| Input |

— start —

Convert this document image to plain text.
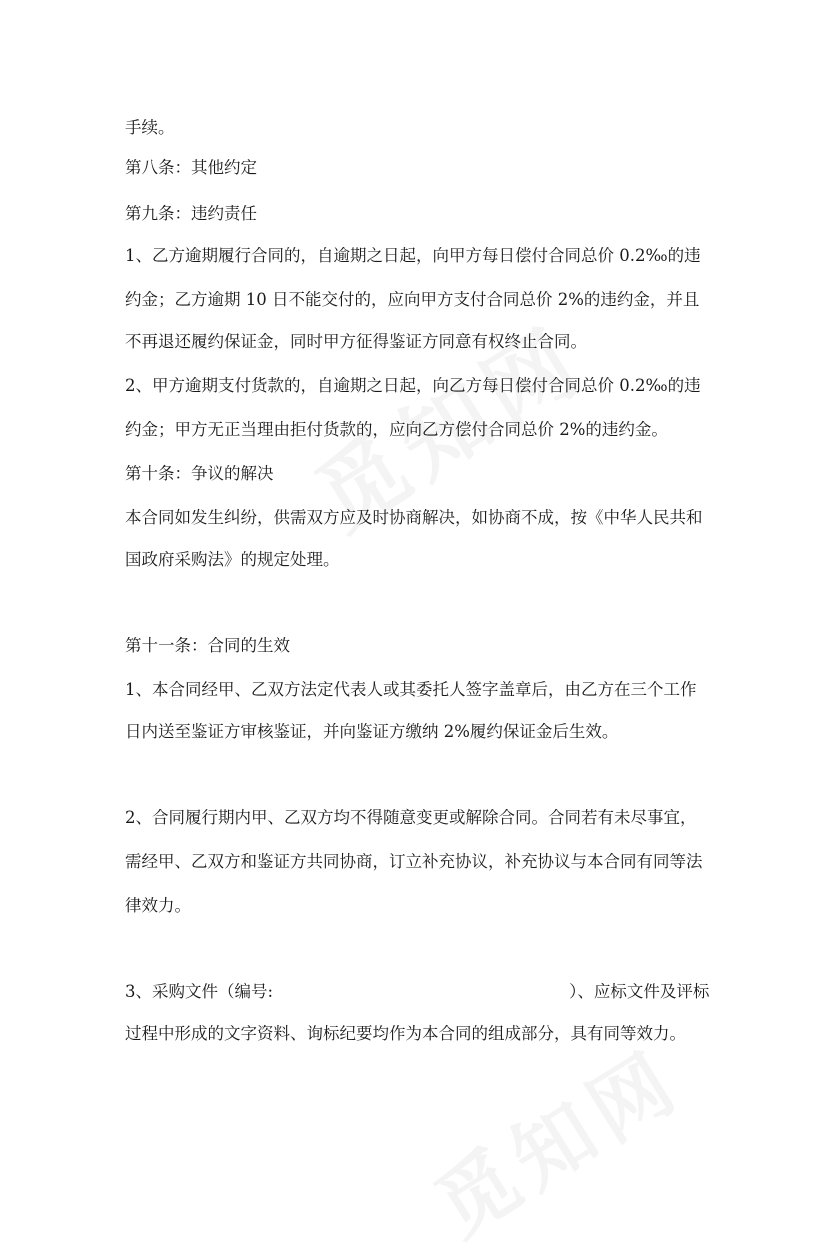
手续。
第八条：其他约定
第九条：违约责任
1、乙方逾期履行合同的，自逾期之日起，向甲方每日偿付合同总价 0.2‰的违
约金；乙方逾期 10 日不能交付的，应向甲方支付合同总价 2%的违约金，并且
不再退还履约保证金，同时甲方征得鉴证方同意有权终止合同。
2、甲方逾期支付货款的，自逾期之日起，向乙方每日偿付合同总价 0.2‰的违
约金；甲方无正当理由拒付货款的，应向乙方偿付合同总价 2%的违约金。
第十条：争议的解决
本合同如发生纠纷，供需双方应及时协商解决，如协商不成，按《中华人民共和
国政府采购法》的规定处理。
第十一条：合同的生效
1、本合同经甲、乙双方法定代表人或其委托人签字盖章后，由乙方在三个工作
日内送至鉴证方审核鉴证，并向鉴证方缴纳 2%履约保证金后生效。
2、合同履行期内甲、乙双方均不得随意变更或解除合同。合同若有未尽事宜，
需经甲、乙双方和鉴证方共同协商，订立补充协议，补充协议与本合同有同等法
律效力。
3、采购文件（编号:	）、应标文件及评标
过程中形成的文字资料、询标纪要均作为本合同的组成部分，具有同等效力。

— end —

| Exercise objective |
The entries above are to be returned exactly, without their pictures.

| Result |
Convert this document image to plain text.
手续。
第八条：其他约定
第九条：违约责任
1、乙方逾期履行合同的，自逾期之日起，向甲方每日偿付合同总价 0.2‰的违
约金；乙方逾期 10 日不能交付的，应向甲方支付合同总价 2%的违约金，并且
不再退还履约保证金，同时甲方征得鉴证方同意有权终止合同。
2、甲方逾期支付货款的，自逾期之日起，向乙方每日偿付合同总价 0.2‰的违
约金；甲方无正当理由拒付货款的，应向乙方偿付合同总价 2%的违约金。
第十条：争议的解决
本合同如发生纠纷，供需双方应及时协商解决，如协商不成，按《中华人民共和
国政府采购法》的规定处理。
第十一条：合同的生效
1、本合同经甲、乙双方法定代表人或其委托人签字盖章后，由乙方在三个工作
日内送至鉴证方审核鉴证，并向鉴证方缴纳 2%履约保证金后生效。
2、合同履行期内甲、乙双方均不得随意变更或解除合同。合同若有未尽事宜，
需经甲、乙双方和鉴证方共同协商，订立补充协议，补充协议与本合同有同等法
律效力。
3、采购文件（编号:	）、应标文件及评标
过程中形成的文字资料、询标纪要均作为本合同的组成部分，具有同等效力。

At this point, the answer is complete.